Dataset entries

%%

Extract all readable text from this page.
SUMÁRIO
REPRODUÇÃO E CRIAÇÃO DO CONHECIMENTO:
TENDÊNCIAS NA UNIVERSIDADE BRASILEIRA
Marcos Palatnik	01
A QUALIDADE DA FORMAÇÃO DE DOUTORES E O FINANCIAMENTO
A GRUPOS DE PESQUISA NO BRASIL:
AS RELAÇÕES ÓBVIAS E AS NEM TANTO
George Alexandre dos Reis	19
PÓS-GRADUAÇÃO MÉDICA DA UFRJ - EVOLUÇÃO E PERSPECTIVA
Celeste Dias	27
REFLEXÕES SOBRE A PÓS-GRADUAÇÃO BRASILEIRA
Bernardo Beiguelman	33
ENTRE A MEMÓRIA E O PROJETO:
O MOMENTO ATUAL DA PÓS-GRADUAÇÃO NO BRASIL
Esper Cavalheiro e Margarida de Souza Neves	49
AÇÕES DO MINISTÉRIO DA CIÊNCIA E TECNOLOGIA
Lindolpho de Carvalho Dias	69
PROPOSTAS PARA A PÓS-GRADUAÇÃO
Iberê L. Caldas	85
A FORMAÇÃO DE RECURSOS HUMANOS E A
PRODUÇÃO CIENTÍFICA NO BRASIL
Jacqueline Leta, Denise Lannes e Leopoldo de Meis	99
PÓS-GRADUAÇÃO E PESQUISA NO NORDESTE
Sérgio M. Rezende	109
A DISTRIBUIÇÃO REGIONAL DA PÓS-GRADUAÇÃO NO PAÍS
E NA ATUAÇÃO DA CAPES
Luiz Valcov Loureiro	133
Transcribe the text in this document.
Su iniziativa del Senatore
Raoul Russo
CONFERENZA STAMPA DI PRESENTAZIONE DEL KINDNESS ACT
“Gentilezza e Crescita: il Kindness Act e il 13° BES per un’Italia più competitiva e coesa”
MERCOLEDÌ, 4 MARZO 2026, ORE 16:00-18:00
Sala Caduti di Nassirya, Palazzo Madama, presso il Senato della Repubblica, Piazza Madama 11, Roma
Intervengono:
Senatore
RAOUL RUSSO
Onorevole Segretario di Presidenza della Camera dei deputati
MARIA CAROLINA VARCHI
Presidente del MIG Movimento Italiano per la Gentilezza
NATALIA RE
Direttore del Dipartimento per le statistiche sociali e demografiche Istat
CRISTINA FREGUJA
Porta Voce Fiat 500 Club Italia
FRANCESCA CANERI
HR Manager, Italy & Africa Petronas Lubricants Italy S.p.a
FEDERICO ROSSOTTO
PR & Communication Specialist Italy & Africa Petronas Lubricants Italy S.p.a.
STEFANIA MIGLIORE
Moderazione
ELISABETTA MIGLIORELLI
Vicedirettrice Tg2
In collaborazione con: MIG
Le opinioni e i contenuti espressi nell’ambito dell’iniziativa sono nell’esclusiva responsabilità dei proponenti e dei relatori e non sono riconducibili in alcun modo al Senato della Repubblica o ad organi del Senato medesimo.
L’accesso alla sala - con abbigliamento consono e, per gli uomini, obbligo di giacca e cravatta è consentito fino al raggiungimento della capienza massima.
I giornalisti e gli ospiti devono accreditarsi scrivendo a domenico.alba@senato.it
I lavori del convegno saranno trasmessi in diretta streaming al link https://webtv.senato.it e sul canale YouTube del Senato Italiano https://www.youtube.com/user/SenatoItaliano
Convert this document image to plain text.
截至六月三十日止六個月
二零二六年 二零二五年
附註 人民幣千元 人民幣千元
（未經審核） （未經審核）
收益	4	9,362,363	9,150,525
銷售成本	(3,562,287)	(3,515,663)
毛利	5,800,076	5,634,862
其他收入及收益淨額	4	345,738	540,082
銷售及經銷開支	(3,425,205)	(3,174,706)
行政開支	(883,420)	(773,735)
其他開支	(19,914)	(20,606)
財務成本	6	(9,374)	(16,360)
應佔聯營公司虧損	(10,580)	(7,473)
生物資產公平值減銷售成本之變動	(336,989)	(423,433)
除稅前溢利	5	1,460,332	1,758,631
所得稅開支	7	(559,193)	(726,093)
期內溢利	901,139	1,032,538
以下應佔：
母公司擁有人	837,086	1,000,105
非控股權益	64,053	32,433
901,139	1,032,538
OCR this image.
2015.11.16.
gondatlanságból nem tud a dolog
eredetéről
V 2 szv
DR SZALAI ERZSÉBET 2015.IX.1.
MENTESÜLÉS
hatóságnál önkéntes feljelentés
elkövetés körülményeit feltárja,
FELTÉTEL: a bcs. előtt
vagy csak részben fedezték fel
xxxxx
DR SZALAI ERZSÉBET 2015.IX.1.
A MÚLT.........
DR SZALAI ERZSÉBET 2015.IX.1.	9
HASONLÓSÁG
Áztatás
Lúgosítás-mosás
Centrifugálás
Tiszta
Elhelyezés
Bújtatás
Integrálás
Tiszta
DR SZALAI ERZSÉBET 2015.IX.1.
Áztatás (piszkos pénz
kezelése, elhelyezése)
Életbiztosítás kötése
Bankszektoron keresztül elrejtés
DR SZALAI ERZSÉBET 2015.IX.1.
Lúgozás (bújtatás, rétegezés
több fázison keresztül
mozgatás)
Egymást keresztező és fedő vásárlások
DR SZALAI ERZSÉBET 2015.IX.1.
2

%%

## Aim:
Search the material above for "Lubricants". Pull out each line where it shows up.

## Worked solution:
HR Manager, Italy & Africa Petronas Lubricants Italy S.p.a
PR & Communication Specialist Italy & Africa Petronas Lubricants Italy S.p.a.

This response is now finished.